### ENTRIES SUPPLIED
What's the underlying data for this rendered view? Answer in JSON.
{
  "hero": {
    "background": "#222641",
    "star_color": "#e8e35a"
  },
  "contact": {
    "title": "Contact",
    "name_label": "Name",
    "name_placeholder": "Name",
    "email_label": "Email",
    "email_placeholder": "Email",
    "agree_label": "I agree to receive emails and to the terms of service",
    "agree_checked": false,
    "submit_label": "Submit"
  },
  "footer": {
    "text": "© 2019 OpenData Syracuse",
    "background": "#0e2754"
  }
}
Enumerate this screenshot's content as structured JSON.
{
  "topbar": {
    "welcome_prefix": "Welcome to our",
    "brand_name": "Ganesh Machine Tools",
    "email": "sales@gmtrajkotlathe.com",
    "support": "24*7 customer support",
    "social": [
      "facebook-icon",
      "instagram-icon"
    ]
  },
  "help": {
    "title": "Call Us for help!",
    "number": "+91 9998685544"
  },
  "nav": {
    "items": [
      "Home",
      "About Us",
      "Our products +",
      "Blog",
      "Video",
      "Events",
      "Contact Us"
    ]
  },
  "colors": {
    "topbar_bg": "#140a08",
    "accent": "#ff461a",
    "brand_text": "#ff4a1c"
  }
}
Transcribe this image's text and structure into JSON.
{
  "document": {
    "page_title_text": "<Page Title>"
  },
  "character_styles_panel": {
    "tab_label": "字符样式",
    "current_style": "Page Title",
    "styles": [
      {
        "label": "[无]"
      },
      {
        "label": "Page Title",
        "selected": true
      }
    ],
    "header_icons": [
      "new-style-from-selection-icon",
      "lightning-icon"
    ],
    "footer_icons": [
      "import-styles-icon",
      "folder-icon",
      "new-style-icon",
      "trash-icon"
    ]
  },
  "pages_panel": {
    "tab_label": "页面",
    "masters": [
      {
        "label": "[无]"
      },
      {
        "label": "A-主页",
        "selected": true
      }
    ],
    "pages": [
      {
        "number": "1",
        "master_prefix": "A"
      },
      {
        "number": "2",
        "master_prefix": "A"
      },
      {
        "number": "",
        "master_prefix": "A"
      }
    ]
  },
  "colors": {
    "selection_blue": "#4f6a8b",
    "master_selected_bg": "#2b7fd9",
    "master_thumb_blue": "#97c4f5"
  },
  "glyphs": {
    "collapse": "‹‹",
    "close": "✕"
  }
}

### WHAT THE TASK ASKS
Send back all of the entries exactly, with nothing missing.

### TASK RESPONSE
What's the underlying data for this rendered view? Answer in JSON.
{
  "hero": {
    "background": "#222641",
    "star_color": "#e8e35a"
  },
  "contact": {
    "title": "Contact",
    "name_label": "Name",
    "name_placeholder": "Name",
    "email_label": "Email",
    "email_placeholder": "Email",
    "agree_label": "I agree to receive emails and to the terms of service",
    "agree_checked": false,
    "submit_label": "Submit"
  },
  "footer": {
    "text": "© 2019 OpenData Syracuse",
    "background": "#0e2754"
  }
}
Enumerate this screenshot's content as structured JSON.
{
  "topbar": {
    "welcome_prefix": "Welcome to our",
    "brand_name": "Ganesh Machine Tools",
    "email": "sales@gmtrajkotlathe.com",
    "support": "24*7 customer support",
    "social": [
      "facebook-icon",
      "instagram-icon"
    ]
  },
  "help": {
    "title": "Call Us for help!",
    "number": "+91 9998685544"
  },
  "nav": {
    "items": [
      "Home",
      "About Us",
      "Our products +",
      "Blog",
      "Video",
      "Events",
      "Contact Us"
    ]
  },
  "colors": {
    "topbar_bg": "#140a08",
    "accent": "#ff461a",
    "brand_text": "#ff4a1c"
  }
}
Transcribe this image's text and structure into JSON.
{
  "document": {
    "page_title_text": "<Page Title>"
  },
  "character_styles_panel": {
    "tab_label": "字符样式",
    "current_style": "Page Title",
    "styles": [
      {
        "label": "[无]"
      },
      {
        "label": "Page Title",
        "selected": true
      }
    ],
    "header_icons": [
      "new-style-from-selection-icon",
      "lightning-icon"
    ],
    "footer_icons": [
      "import-styles-icon",
      "folder-icon",
      "new-style-icon",
      "trash-icon"
    ]
  },
  "pages_panel": {
    "tab_label": "页面",
    "masters": [
      {
        "label": "[无]"
      },
      {
        "label": "A-主页",
        "selected": true
      }
    ],
    "pages": [
      {
        "number": "1",
        "master_prefix": "A"
      },
      {
        "number": "2",
        "master_prefix": "A"
      },
      {
        "number": "",
        "master_prefix": "A"
      }
    ]
  },
  "colors": {
    "selection_blue": "#4f6a8b",
    "master_selected_bg": "#2b7fd9",
    "master_thumb_blue": "#97c4f5"
  },
  "glyphs": {
    "collapse": "‹‹",
    "close": "✕"
  }
}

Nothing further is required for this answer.